Data items:

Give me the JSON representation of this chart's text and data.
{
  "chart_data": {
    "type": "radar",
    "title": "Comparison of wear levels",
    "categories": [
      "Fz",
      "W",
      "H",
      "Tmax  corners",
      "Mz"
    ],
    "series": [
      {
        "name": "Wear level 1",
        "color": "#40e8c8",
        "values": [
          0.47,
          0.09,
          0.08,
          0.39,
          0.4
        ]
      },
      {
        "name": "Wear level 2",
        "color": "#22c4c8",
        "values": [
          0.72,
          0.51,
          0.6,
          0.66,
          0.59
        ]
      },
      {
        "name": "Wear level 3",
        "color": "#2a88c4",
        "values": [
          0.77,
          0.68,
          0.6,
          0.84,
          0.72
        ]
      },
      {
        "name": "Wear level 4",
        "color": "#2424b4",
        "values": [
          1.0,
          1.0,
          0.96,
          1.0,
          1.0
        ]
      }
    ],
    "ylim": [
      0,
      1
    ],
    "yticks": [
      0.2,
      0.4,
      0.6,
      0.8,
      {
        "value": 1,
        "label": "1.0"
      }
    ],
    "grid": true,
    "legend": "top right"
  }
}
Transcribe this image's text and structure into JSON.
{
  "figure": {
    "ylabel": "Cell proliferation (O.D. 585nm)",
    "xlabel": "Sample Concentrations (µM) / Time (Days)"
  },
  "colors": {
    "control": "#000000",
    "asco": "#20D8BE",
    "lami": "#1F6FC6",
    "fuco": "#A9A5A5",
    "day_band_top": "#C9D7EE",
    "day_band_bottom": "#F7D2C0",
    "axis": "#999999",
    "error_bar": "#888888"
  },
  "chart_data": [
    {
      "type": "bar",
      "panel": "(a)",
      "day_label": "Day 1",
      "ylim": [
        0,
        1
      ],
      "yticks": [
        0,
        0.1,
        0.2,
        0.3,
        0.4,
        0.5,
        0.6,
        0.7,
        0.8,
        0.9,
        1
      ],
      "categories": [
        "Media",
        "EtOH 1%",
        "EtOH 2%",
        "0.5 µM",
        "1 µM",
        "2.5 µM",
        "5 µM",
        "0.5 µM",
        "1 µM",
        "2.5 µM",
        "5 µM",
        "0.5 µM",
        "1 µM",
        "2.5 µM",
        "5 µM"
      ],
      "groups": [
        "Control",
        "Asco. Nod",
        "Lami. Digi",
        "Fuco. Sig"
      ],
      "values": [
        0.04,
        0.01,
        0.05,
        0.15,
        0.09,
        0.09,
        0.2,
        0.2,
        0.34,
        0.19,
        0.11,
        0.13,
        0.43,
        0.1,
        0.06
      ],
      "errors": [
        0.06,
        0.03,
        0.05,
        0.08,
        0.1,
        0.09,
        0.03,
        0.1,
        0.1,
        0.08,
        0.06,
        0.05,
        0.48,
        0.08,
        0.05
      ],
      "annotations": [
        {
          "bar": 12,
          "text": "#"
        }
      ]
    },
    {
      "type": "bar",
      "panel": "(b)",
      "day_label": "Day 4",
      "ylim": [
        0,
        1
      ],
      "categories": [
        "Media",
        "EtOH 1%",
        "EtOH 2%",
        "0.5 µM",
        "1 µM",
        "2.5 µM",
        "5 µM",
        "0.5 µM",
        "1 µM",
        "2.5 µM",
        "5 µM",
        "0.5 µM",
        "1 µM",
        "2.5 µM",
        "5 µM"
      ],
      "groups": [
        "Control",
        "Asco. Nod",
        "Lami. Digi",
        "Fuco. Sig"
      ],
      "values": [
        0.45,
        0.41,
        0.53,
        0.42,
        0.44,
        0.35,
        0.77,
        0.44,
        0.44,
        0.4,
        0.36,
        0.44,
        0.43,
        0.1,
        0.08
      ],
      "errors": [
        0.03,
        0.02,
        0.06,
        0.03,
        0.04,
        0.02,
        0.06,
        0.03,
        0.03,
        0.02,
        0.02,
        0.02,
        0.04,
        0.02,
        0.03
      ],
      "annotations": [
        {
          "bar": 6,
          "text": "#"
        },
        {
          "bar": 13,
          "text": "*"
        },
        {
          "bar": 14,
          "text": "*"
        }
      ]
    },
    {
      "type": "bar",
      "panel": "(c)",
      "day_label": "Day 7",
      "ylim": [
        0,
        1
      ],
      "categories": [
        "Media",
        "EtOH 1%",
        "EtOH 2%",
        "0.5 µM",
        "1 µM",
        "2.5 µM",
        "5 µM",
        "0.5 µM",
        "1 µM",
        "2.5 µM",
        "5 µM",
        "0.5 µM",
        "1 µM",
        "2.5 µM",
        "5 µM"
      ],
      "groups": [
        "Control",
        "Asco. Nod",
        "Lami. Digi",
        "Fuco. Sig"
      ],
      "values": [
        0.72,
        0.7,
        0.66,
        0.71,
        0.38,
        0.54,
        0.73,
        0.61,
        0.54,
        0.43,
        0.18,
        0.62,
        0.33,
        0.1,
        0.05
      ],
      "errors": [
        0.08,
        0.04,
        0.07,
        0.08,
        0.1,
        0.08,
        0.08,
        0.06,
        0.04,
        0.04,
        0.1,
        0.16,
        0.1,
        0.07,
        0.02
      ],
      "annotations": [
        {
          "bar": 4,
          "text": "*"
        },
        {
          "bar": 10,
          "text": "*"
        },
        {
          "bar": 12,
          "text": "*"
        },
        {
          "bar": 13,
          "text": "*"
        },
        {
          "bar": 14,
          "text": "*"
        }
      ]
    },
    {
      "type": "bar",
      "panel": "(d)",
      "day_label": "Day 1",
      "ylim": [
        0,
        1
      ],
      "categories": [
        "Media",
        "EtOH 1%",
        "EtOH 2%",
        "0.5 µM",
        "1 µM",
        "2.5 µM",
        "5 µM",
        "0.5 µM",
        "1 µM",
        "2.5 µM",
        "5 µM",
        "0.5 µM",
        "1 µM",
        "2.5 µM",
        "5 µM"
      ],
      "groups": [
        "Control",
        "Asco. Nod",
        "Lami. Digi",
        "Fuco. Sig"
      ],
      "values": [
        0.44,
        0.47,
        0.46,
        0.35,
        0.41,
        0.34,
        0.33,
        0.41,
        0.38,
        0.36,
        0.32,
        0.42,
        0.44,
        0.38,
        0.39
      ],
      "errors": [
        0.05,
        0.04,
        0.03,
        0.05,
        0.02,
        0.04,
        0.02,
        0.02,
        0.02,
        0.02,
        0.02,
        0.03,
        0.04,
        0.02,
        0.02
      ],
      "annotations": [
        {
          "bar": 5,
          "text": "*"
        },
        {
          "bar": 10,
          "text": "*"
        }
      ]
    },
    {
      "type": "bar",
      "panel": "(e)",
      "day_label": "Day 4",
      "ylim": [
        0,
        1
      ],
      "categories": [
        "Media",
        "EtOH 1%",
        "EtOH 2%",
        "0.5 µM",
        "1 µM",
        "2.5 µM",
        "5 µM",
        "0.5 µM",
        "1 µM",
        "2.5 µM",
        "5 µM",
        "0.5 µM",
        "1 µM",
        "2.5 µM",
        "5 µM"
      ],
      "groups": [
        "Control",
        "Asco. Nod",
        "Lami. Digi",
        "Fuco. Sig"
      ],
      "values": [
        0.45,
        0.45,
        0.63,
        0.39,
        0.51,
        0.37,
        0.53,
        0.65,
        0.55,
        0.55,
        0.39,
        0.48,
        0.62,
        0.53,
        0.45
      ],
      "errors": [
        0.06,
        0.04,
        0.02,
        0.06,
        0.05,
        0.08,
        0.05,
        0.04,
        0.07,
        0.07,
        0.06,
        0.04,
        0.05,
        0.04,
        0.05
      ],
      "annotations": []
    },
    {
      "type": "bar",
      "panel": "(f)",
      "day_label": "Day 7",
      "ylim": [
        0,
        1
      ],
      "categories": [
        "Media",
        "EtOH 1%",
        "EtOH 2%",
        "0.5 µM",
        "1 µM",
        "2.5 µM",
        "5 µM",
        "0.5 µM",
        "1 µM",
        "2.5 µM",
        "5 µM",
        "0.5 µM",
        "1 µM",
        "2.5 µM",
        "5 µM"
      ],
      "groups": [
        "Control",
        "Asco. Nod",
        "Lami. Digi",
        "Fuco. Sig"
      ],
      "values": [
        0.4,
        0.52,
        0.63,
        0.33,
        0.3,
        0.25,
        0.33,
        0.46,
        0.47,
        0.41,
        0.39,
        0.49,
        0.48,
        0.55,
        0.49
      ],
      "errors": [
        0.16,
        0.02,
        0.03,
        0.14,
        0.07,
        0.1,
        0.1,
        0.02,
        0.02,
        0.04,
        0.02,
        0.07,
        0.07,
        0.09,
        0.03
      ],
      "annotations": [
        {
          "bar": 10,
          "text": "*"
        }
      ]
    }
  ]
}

==

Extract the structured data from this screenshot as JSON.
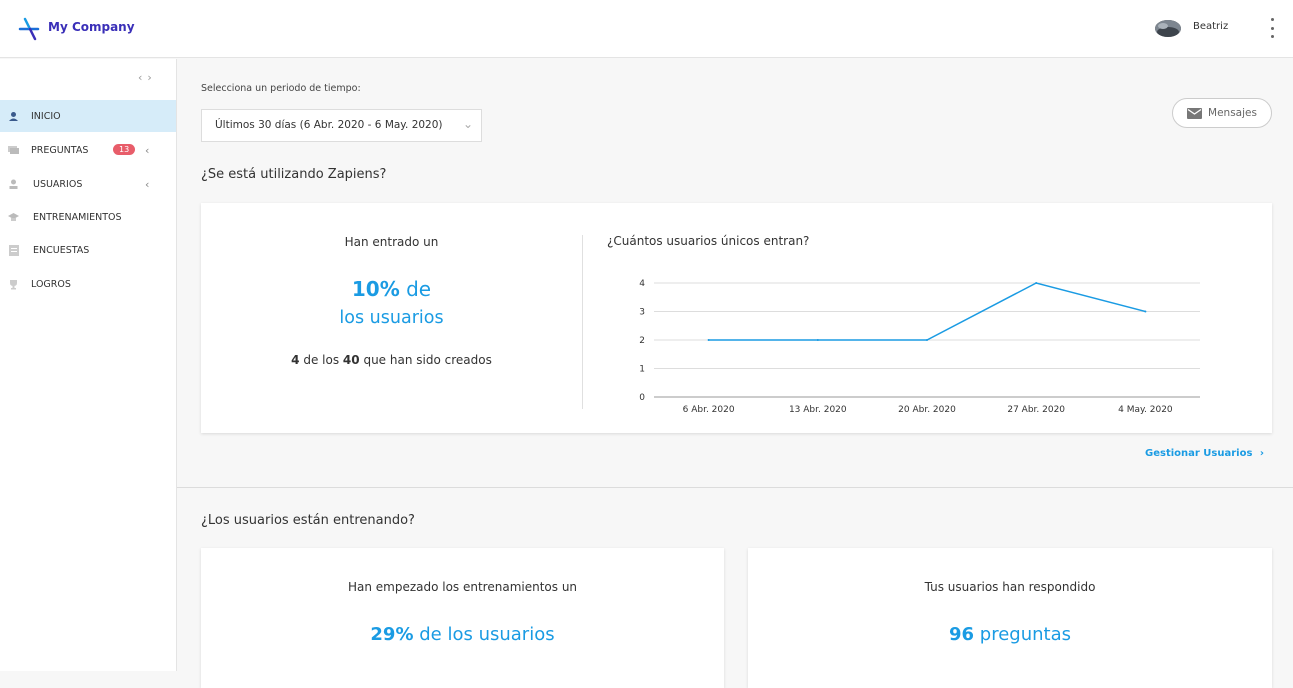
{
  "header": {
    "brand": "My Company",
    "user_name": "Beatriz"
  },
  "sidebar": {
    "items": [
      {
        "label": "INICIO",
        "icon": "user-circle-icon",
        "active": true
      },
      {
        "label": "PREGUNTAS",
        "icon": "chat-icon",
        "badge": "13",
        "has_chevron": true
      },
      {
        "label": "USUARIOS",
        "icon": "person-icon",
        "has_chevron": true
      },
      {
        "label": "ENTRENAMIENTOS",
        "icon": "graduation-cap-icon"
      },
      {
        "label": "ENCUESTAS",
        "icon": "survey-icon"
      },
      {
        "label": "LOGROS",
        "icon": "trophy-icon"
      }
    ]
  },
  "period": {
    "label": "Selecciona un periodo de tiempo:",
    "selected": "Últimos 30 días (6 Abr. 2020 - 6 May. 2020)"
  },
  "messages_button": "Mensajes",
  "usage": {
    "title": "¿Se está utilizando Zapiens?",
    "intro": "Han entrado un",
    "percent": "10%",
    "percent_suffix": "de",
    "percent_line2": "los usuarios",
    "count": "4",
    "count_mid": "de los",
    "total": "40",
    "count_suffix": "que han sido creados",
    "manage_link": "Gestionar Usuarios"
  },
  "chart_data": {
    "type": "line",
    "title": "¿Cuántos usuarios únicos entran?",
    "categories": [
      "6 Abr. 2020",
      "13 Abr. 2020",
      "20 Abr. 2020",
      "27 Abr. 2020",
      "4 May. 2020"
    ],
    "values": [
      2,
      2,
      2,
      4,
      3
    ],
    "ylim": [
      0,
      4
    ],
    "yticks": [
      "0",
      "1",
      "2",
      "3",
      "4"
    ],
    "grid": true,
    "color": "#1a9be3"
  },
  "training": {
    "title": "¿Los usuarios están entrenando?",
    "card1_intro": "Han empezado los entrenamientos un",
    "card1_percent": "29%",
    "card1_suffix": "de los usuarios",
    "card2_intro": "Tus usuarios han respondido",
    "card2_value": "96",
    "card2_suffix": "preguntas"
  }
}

» **Exercise instructions**: Using the listing above, list every line in which the string "icon" occurs.

» **Solution**:
        "icon": "user-circle-icon",
        "icon": "chat-icon",
        "icon": "person-icon",
        "icon": "graduation-cap-icon"
        "icon": "survey-icon"
        "icon": "trophy-icon"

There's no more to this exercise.